For the material that follows, list every line containing the word "plaatsvond".

Stored dataset items:
··········
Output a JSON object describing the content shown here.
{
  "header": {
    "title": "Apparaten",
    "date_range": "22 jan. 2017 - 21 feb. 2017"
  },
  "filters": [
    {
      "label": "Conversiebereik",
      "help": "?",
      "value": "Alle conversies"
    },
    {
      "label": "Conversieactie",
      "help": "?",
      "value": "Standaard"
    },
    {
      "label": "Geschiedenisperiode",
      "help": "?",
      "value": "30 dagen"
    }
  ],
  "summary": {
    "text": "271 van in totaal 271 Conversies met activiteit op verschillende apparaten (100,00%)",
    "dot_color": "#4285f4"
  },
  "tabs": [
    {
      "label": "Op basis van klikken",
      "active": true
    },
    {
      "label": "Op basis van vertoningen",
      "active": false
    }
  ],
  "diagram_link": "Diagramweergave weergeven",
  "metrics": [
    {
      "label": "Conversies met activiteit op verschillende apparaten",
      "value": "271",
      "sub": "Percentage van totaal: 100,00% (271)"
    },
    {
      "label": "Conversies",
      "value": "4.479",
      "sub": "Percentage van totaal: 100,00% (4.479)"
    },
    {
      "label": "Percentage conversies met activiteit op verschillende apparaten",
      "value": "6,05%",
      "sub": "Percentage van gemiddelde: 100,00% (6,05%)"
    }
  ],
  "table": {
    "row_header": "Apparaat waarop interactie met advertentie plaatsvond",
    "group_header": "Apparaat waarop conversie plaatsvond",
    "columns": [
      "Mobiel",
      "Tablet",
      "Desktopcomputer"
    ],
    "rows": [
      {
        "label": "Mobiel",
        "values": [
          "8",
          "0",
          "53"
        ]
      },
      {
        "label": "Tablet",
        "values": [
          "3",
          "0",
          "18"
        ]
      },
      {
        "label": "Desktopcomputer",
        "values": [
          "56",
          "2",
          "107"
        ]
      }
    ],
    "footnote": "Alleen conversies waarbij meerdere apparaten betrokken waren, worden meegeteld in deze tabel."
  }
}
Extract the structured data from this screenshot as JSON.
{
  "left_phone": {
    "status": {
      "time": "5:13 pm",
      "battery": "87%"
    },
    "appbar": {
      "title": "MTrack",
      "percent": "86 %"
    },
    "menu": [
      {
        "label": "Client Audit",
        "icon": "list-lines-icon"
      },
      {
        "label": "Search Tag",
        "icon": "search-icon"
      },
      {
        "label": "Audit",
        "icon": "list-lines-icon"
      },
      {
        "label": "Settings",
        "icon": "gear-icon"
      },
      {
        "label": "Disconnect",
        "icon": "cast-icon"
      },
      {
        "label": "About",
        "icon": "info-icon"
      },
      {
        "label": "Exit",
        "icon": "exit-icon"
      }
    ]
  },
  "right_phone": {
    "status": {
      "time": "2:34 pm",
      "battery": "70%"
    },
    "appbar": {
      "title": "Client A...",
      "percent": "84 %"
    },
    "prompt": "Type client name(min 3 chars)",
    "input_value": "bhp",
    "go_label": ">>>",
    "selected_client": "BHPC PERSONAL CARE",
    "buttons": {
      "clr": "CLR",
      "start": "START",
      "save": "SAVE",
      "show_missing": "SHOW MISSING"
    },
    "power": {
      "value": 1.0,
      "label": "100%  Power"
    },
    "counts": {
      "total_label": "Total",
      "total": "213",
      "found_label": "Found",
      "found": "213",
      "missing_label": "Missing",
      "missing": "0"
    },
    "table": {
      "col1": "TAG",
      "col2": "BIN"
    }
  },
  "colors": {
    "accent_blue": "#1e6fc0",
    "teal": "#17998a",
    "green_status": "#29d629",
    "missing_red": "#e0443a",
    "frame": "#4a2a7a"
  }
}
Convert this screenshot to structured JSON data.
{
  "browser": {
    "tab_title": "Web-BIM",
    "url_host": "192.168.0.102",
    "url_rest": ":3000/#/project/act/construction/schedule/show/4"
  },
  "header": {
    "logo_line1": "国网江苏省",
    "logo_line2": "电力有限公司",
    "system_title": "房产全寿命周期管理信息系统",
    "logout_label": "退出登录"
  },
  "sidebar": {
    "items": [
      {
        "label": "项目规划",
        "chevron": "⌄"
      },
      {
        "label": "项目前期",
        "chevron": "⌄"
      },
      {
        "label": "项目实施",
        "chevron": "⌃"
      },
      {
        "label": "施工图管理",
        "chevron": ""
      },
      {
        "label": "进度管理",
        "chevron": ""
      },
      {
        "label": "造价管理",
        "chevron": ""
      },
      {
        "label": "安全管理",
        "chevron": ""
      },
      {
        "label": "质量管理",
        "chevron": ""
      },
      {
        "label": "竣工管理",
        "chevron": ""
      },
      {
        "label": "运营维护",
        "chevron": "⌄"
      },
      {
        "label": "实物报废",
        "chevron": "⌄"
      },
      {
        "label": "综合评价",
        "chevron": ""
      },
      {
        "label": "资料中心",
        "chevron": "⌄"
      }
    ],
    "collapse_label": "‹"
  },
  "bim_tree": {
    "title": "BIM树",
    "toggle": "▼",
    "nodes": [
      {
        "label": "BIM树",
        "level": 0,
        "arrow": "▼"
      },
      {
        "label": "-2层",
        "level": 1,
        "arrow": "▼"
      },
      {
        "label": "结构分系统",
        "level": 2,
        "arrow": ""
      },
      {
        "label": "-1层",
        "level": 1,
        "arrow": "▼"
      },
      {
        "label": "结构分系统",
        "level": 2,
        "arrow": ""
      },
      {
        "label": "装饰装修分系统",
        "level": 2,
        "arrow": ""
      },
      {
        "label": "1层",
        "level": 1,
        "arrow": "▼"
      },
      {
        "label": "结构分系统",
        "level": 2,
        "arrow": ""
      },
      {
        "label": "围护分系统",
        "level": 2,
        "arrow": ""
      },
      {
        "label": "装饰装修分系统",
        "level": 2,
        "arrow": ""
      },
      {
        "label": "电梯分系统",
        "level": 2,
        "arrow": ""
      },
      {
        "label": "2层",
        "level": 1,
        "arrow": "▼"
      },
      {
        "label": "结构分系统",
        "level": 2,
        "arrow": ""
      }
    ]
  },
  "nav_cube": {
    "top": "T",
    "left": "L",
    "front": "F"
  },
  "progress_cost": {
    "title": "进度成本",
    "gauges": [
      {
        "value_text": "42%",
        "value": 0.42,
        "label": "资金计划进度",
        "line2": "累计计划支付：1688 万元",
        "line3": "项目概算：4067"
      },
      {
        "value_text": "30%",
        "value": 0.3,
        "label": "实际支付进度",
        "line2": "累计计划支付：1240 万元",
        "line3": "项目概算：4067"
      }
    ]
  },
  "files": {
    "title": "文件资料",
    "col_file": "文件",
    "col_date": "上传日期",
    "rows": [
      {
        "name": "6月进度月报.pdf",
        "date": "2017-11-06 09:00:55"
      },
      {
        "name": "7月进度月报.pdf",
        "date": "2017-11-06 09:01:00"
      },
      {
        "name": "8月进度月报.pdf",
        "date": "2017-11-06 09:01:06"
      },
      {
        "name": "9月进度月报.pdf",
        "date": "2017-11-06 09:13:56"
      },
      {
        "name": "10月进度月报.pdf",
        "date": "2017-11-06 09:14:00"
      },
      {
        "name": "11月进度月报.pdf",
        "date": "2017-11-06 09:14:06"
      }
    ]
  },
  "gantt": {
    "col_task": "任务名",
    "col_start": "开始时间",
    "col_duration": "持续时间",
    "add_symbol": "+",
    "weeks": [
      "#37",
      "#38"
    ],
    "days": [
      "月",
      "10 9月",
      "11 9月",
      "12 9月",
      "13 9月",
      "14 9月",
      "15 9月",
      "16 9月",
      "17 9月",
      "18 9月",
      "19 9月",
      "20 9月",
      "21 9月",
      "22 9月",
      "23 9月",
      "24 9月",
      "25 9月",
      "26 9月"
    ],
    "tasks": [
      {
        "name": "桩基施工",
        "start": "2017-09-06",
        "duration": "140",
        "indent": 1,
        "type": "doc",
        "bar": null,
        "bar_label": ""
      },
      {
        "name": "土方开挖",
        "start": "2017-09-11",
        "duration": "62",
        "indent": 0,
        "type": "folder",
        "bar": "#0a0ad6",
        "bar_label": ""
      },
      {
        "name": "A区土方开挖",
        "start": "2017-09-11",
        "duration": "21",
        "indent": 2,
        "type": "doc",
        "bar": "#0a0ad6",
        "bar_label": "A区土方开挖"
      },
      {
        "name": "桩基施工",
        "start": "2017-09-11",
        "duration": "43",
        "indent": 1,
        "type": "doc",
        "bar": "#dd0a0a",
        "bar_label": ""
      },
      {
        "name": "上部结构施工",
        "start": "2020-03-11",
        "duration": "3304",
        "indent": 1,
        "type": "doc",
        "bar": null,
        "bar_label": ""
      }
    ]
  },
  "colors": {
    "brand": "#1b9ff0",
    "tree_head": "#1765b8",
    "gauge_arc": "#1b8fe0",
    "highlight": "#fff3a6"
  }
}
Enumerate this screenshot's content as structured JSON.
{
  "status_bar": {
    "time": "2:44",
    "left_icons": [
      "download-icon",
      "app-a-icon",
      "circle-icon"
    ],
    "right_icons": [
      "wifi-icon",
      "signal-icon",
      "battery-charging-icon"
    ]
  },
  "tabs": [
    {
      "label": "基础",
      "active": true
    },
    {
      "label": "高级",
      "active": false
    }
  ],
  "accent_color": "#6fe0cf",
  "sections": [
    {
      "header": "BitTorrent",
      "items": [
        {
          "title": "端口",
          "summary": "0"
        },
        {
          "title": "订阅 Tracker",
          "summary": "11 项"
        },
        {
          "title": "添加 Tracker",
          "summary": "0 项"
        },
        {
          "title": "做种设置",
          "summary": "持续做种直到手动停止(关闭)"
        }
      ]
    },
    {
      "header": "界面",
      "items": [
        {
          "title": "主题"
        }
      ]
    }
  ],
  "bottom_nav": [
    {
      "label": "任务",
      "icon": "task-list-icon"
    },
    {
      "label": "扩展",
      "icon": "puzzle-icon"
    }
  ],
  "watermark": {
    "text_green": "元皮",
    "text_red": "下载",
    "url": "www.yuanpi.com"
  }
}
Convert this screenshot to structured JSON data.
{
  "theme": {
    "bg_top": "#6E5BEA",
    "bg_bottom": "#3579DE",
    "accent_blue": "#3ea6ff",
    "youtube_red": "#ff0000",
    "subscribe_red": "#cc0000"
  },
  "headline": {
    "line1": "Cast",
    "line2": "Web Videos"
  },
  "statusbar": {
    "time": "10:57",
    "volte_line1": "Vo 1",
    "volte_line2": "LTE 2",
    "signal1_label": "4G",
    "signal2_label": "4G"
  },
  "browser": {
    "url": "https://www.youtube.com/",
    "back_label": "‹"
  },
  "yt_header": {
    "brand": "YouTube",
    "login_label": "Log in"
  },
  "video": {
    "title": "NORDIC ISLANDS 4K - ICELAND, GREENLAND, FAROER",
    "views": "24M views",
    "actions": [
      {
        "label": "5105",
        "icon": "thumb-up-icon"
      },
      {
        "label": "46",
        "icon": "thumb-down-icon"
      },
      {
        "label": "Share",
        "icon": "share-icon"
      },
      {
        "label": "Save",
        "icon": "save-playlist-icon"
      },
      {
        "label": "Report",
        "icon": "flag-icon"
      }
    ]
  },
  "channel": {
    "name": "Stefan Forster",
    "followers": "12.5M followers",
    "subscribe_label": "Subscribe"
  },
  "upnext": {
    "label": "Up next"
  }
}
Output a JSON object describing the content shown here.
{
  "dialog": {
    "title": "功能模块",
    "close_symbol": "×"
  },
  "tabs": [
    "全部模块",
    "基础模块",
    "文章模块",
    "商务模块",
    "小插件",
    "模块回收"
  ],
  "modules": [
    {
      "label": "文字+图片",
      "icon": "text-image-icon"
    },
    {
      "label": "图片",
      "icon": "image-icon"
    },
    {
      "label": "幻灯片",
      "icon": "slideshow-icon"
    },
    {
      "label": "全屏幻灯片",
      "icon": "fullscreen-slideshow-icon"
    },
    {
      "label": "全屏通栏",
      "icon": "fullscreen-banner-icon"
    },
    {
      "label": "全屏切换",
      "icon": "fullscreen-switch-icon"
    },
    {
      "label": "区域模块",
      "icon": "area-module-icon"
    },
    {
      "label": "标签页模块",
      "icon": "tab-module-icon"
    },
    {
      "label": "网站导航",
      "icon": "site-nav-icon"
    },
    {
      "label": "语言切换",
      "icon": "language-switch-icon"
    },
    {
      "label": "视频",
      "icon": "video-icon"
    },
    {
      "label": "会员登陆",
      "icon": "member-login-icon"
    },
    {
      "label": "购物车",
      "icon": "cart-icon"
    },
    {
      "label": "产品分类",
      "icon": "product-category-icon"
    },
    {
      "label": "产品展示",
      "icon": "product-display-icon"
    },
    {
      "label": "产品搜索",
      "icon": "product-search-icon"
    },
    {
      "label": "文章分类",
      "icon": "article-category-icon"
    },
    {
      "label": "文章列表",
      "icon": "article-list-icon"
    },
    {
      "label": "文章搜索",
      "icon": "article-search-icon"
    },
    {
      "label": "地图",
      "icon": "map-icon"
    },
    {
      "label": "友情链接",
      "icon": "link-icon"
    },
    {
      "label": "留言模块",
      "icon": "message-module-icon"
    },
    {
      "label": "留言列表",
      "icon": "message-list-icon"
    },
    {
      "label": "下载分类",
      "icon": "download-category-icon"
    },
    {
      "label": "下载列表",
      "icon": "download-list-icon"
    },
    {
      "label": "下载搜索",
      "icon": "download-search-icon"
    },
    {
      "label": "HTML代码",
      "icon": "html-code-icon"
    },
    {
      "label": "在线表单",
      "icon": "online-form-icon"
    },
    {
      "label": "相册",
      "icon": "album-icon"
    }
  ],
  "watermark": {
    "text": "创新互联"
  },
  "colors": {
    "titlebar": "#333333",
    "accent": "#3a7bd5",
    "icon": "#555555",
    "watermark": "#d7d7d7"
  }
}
··········
◆ WRITTEN SOLUTION ◆
    "row_header": "Apparaat waarop interactie met advertentie plaatsvond",
    "group_header": "Apparaat waarop conversie plaatsvond",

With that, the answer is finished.